Goal of the exercise: Restate the entries word for word, omitting nothing.

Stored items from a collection
□ □ □ □ □ □ □
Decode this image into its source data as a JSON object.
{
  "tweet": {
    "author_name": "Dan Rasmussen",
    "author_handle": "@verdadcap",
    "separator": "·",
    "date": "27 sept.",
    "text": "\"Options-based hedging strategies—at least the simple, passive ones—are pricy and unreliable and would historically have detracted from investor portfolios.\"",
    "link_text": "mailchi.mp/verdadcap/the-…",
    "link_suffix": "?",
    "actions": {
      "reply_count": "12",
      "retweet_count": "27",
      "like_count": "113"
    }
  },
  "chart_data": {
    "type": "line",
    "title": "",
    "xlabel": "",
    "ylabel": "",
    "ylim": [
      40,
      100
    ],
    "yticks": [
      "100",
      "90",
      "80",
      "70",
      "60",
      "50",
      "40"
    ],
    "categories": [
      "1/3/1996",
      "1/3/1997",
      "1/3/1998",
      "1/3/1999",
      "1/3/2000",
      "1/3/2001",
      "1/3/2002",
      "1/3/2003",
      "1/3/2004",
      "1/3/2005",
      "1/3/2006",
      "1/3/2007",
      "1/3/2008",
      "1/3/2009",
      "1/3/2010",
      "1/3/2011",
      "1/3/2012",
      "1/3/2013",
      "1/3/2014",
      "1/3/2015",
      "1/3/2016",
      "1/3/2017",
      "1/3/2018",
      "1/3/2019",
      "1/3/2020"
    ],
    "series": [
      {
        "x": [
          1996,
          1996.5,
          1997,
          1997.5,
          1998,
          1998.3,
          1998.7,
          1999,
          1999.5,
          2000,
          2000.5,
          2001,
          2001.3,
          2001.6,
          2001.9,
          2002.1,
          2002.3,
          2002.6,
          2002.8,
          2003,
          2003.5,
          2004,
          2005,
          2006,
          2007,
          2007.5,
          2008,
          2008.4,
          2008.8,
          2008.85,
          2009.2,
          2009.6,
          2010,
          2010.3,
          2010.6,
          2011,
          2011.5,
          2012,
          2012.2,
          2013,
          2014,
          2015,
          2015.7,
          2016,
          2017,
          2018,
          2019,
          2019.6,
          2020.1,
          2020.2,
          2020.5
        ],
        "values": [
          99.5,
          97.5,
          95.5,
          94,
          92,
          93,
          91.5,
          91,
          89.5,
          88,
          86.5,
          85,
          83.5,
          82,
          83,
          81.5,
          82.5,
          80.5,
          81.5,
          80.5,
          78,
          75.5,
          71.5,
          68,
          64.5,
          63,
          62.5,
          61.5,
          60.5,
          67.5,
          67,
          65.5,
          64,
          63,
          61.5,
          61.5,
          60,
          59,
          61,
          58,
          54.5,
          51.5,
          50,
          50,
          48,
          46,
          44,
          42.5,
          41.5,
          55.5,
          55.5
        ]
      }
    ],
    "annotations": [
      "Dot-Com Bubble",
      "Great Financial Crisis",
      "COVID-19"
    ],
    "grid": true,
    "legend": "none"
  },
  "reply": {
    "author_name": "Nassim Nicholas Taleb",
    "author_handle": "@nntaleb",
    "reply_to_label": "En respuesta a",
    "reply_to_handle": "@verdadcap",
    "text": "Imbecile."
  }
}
□ □ □ □ □ □ □
Answer to the task:
Decode this image into its source data as a JSON object.
{
  "tweet": {
    "author_name": "Dan Rasmussen",
    "author_handle": "@verdadcap",
    "separator": "·",
    "date": "27 sept.",
    "text": "\"Options-based hedging strategies—at least the simple, passive ones—are pricy and unreliable and would historically have detracted from investor portfolios.\"",
    "link_text": "mailchi.mp/verdadcap/the-…",
    "link_suffix": "?",
    "actions": {
      "reply_count": "12",
      "retweet_count": "27",
      "like_count": "113"
    }
  },
  "chart_data": {
    "type": "line",
    "title": "",
    "xlabel": "",
    "ylabel": "",
    "ylim": [
      40,
      100
    ],
    "yticks": [
      "100",
      "90",
      "80",
      "70",
      "60",
      "50",
      "40"
    ],
    "categories": [
      "1/3/1996",
      "1/3/1997",
      "1/3/1998",
      "1/3/1999",
      "1/3/2000",
      "1/3/2001",
      "1/3/2002",
      "1/3/2003",
      "1/3/2004",
      "1/3/2005",
      "1/3/2006",
      "1/3/2007",
      "1/3/2008",
      "1/3/2009",
      "1/3/2010",
      "1/3/2011",
      "1/3/2012",
      "1/3/2013",
      "1/3/2014",
      "1/3/2015",
      "1/3/2016",
      "1/3/2017",
      "1/3/2018",
      "1/3/2019",
      "1/3/2020"
    ],
    "series": [
      {
        "x": [
          1996,
          1996.5,
          1997,
          1997.5,
          1998,
          1998.3,
          1998.7,
          1999,
          1999.5,
          2000,
          2000.5,
          2001,
          2001.3,
          2001.6,
          2001.9,
          2002.1,
          2002.3,
          2002.6,
          2002.8,
          2003,
          2003.5,
          2004,
          2005,
          2006,
          2007,
          2007.5,
          2008,
          2008.4,
          2008.8,
          2008.85,
          2009.2,
          2009.6,
          2010,
          2010.3,
          2010.6,
          2011,
          2011.5,
          2012,
          2012.2,
          2013,
          2014,
          2015,
          2015.7,
          2016,
          2017,
          2018,
          2019,
          2019.6,
          2020.1,
          2020.2,
          2020.5
        ],
        "values": [
          99.5,
          97.5,
          95.5,
          94,
          92,
          93,
          91.5,
          91,
          89.5,
          88,
          86.5,
          85,
          83.5,
          82,
          83,
          81.5,
          82.5,
          80.5,
          81.5,
          80.5,
          78,
          75.5,
          71.5,
          68,
          64.5,
          63,
          62.5,
          61.5,
          60.5,
          67.5,
          67,
          65.5,
          64,
          63,
          61.5,
          61.5,
          60,
          59,
          61,
          58,
          54.5,
          51.5,
          50,
          50,
          48,
          46,
          44,
          42.5,
          41.5,
          55.5,
          55.5
        ]
      }
    ],
    "annotations": [
      "Dot-Com Bubble",
      "Great Financial Crisis",
      "COVID-19"
    ],
    "grid": true,
    "legend": "none"
  },
  "reply": {
    "author_name": "Nassim Nicholas Taleb",
    "author_handle": "@nntaleb",
    "reply_to_label": "En respuesta a",
    "reply_to_handle": "@verdadcap",
    "text": "Imbecile."
  }
}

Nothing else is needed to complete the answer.